** begin Data shown **

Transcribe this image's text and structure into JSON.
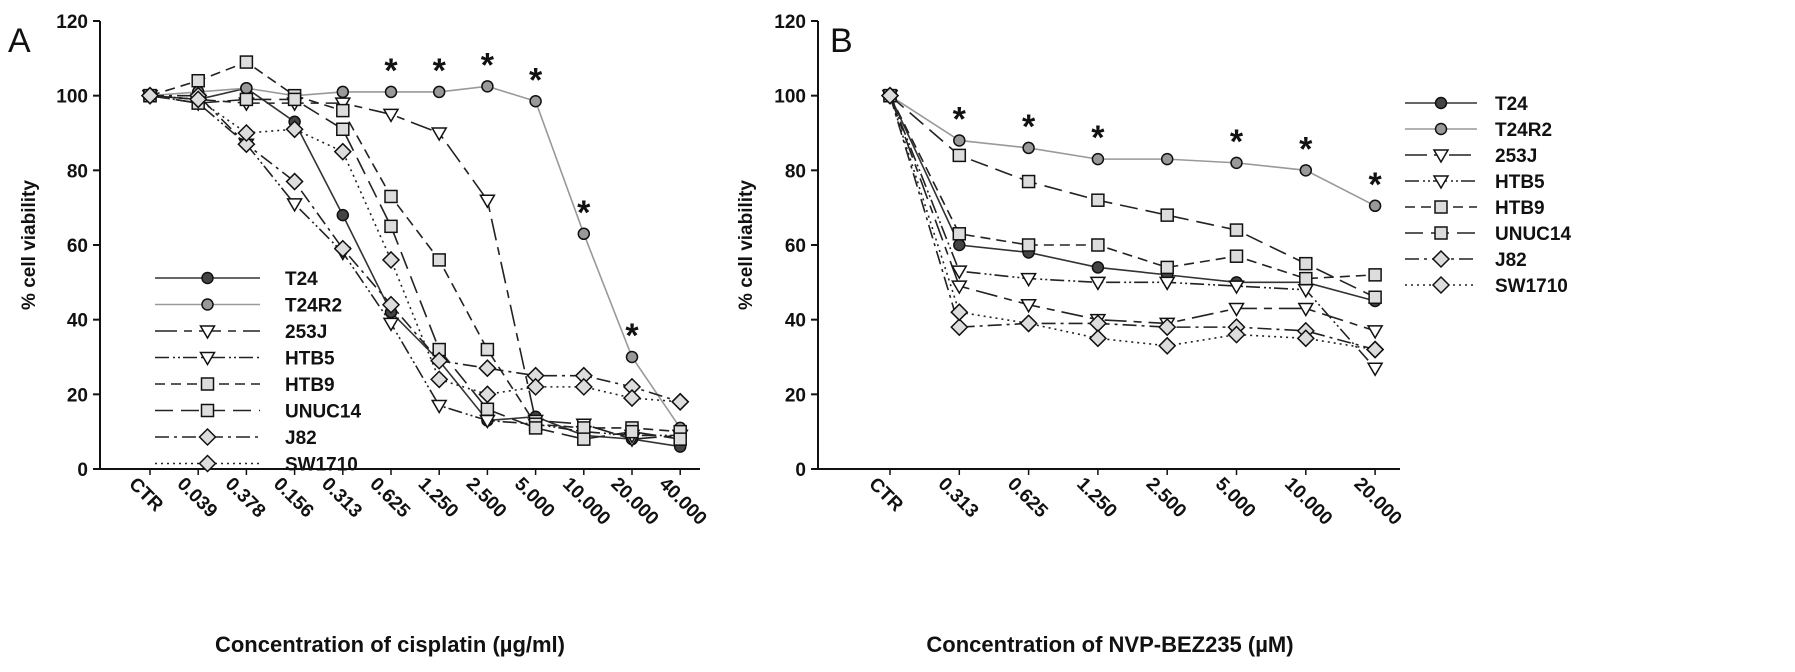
{
  "chart_data": [
    {
      "type": "line",
      "panel_label": "A",
      "title": "",
      "xlabel": "Concentration of cisplatin (µg/ml)",
      "ylabel": "% cell viability",
      "ylim": [
        0,
        120
      ],
      "yticks": [
        "0",
        "20",
        "40",
        "60",
        "80",
        "100",
        "120"
      ],
      "categories": [
        "CTR",
        "0.039",
        "0.378",
        "0.156",
        "0.313",
        "0.625",
        "1.250",
        "2.500",
        "5.000",
        "10.000",
        "20.000",
        "40.000"
      ],
      "significance_marker": "*",
      "significance_at": [
        "0.625",
        "1.250",
        "2.500",
        "5.000",
        "10.000",
        "20.000"
      ],
      "legend_position": "bottom-left",
      "series": [
        {
          "name": "T24",
          "values": [
            100,
            99,
            102,
            93,
            68,
            42,
            29,
            13,
            14,
            9,
            8,
            6
          ]
        },
        {
          "name": "T24R2",
          "values": [
            100,
            101,
            102,
            100,
            101,
            101,
            101,
            102.5,
            98.5,
            63,
            30,
            11
          ]
        },
        {
          "name": "253J",
          "values": [
            100,
            99,
            98,
            98,
            98,
            95,
            90,
            72,
            13,
            12,
            8,
            9
          ]
        },
        {
          "name": "HTB5",
          "values": [
            100,
            98,
            87,
            71,
            58,
            39,
            17,
            13,
            12,
            10,
            9,
            9
          ]
        },
        {
          "name": "HTB9",
          "values": [
            100,
            104,
            109,
            100,
            96,
            73,
            56,
            32,
            12,
            11,
            11,
            10
          ]
        },
        {
          "name": "UNUC14",
          "values": [
            100,
            98,
            99,
            99,
            91,
            65,
            32,
            16,
            11,
            8,
            10,
            8
          ]
        },
        {
          "name": "J82",
          "values": [
            100,
            100,
            87,
            77,
            59,
            44,
            29,
            27,
            25,
            25,
            22,
            18
          ]
        },
        {
          "name": "SW1710",
          "values": [
            100,
            99,
            90,
            91,
            85,
            56,
            24,
            20,
            22,
            22,
            19,
            18
          ]
        }
      ]
    },
    {
      "type": "line",
      "panel_label": "B",
      "title": "",
      "xlabel": "Concentration of NVP-BEZ235 (µM)",
      "ylabel": "% cell viability",
      "ylim": [
        0,
        120
      ],
      "yticks": [
        "0",
        "20",
        "40",
        "60",
        "80",
        "100",
        "120"
      ],
      "categories": [
        "CTR",
        "0.313",
        "0.625",
        "1.250",
        "2.500",
        "5.000",
        "10.000",
        "20.000"
      ],
      "significance_marker": "*",
      "significance_at": [
        "0.313",
        "0.625",
        "1.250",
        "5.000",
        "10.000",
        "20.000"
      ],
      "legend_position": "right",
      "series": [
        {
          "name": "T24",
          "values": [
            100,
            60,
            58,
            54,
            52,
            50,
            50,
            45
          ]
        },
        {
          "name": "T24R2",
          "values": [
            100,
            88,
            86,
            83,
            83,
            82,
            80,
            70.5
          ]
        },
        {
          "name": "253J",
          "values": [
            100,
            49,
            44,
            40,
            39,
            43,
            43,
            37
          ]
        },
        {
          "name": "HTB5",
          "values": [
            100,
            53,
            51,
            50,
            50,
            49,
            48,
            27
          ]
        },
        {
          "name": "HTB9",
          "values": [
            100,
            63,
            60,
            60,
            54,
            57,
            51,
            52
          ]
        },
        {
          "name": "UNUC14",
          "values": [
            100,
            84,
            77,
            72,
            68,
            64,
            55,
            46
          ]
        },
        {
          "name": "J82",
          "values": [
            100,
            38,
            39,
            39,
            38,
            38,
            37,
            32
          ]
        },
        {
          "name": "SW1710",
          "values": [
            100,
            42,
            39,
            35,
            33,
            36,
            35,
            32
          ]
        }
      ]
    }
  ],
  "styles": {
    "T24": {
      "line": "#333333",
      "marker": "circle",
      "fill": "#444444"
    },
    "T24R2": {
      "line": "#999999",
      "marker": "circle",
      "fill": "#999999"
    },
    "253J": {
      "line": "#222222",
      "marker": "tri",
      "fill": "#ffffff"
    },
    "HTB5": {
      "line": "#222222",
      "marker": "tri",
      "fill": "#ffffff"
    },
    "HTB9": {
      "line": "#222222",
      "marker": "square",
      "fill": "#dddddd"
    },
    "UNUC14": {
      "line": "#222222",
      "marker": "square",
      "fill": "#dddddd"
    },
    "J82": {
      "line": "#222222",
      "marker": "diamond",
      "fill": "#dddddd"
    },
    "SW1710": {
      "line": "#222222",
      "marker": "diamond",
      "fill": "#dddddd"
    }
  }
}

** end Data shown **

Written request:
Write out each entry exactly as given, but skip the pictures.

Result for this exercise:
Transcribe this image's text and structure into JSON.
{
  "chart_data": [
    {
      "type": "line",
      "panel_label": "A",
      "title": "",
      "xlabel": "Concentration of cisplatin (µg/ml)",
      "ylabel": "% cell viability",
      "ylim": [
        0,
        120
      ],
      "yticks": [
        "0",
        "20",
        "40",
        "60",
        "80",
        "100",
        "120"
      ],
      "categories": [
        "CTR",
        "0.039",
        "0.378",
        "0.156",
        "0.313",
        "0.625",
        "1.250",
        "2.500",
        "5.000",
        "10.000",
        "20.000",
        "40.000"
      ],
      "significance_marker": "*",
      "significance_at": [
        "0.625",
        "1.250",
        "2.500",
        "5.000",
        "10.000",
        "20.000"
      ],
      "legend_position": "bottom-left",
      "series": [
        {
          "name": "T24",
          "values": [
            100,
            99,
            102,
            93,
            68,
            42,
            29,
            13,
            14,
            9,
            8,
            6
          ]
        },
        {
          "name": "T24R2",
          "values": [
            100,
            101,
            102,
            100,
            101,
            101,
            101,
            102.5,
            98.5,
            63,
            30,
            11
          ]
        },
        {
          "name": "253J",
          "values": [
            100,
            99,
            98,
            98,
            98,
            95,
            90,
            72,
            13,
            12,
            8,
            9
          ]
        },
        {
          "name": "HTB5",
          "values": [
            100,
            98,
            87,
            71,
            58,
            39,
            17,
            13,
            12,
            10,
            9,
            9
          ]
        },
        {
          "name": "HTB9",
          "values": [
            100,
            104,
            109,
            100,
            96,
            73,
            56,
            32,
            12,
            11,
            11,
            10
          ]
        },
        {
          "name": "UNUC14",
          "values": [
            100,
            98,
            99,
            99,
            91,
            65,
            32,
            16,
            11,
            8,
            10,
            8
          ]
        },
        {
          "name": "J82",
          "values": [
            100,
            100,
            87,
            77,
            59,
            44,
            29,
            27,
            25,
            25,
            22,
            18
          ]
        },
        {
          "name": "SW1710",
          "values": [
            100,
            99,
            90,
            91,
            85,
            56,
            24,
            20,
            22,
            22,
            19,
            18
          ]
        }
      ]
    },
    {
      "type": "line",
      "panel_label": "B",
      "title": "",
      "xlabel": "Concentration of NVP-BEZ235 (µM)",
      "ylabel": "% cell viability",
      "ylim": [
        0,
        120
      ],
      "yticks": [
        "0",
        "20",
        "40",
        "60",
        "80",
        "100",
        "120"
      ],
      "categories": [
        "CTR",
        "0.313",
        "0.625",
        "1.250",
        "2.500",
        "5.000",
        "10.000",
        "20.000"
      ],
      "significance_marker": "*",
      "significance_at": [
        "0.313",
        "0.625",
        "1.250",
        "5.000",
        "10.000",
        "20.000"
      ],
      "legend_position": "right",
      "series": [
        {
          "name": "T24",
          "values": [
            100,
            60,
            58,
            54,
            52,
            50,
            50,
            45
          ]
        },
        {
          "name": "T24R2",
          "values": [
            100,
            88,
            86,
            83,
            83,
            82,
            80,
            70.5
          ]
        },
        {
          "name": "253J",
          "values": [
            100,
            49,
            44,
            40,
            39,
            43,
            43,
            37
          ]
        },
        {
          "name": "HTB5",
          "values": [
            100,
            53,
            51,
            50,
            50,
            49,
            48,
            27
          ]
        },
        {
          "name": "HTB9",
          "values": [
            100,
            63,
            60,
            60,
            54,
            57,
            51,
            52
          ]
        },
        {
          "name": "UNUC14",
          "values": [
            100,
            84,
            77,
            72,
            68,
            64,
            55,
            46
          ]
        },
        {
          "name": "J82",
          "values": [
            100,
            38,
            39,
            39,
            38,
            38,
            37,
            32
          ]
        },
        {
          "name": "SW1710",
          "values": [
            100,
            42,
            39,
            35,
            33,
            36,
            35,
            32
          ]
        }
      ]
    }
  ],
  "styles": {
    "T24": {
      "line": "#333333",
      "marker": "circle",
      "fill": "#444444"
    },
    "T24R2": {
      "line": "#999999",
      "marker": "circle",
      "fill": "#999999"
    },
    "253J": {
      "line": "#222222",
      "marker": "tri",
      "fill": "#ffffff"
    },
    "HTB5": {
      "line": "#222222",
      "marker": "tri",
      "fill": "#ffffff"
    },
    "HTB9": {
      "line": "#222222",
      "marker": "square",
      "fill": "#dddddd"
    },
    "UNUC14": {
      "line": "#222222",
      "marker": "square",
      "fill": "#dddddd"
    },
    "J82": {
      "line": "#222222",
      "marker": "diamond",
      "fill": "#dddddd"
    },
    "SW1710": {
      "line": "#222222",
      "marker": "diamond",
      "fill": "#dddddd"
    }
  }
}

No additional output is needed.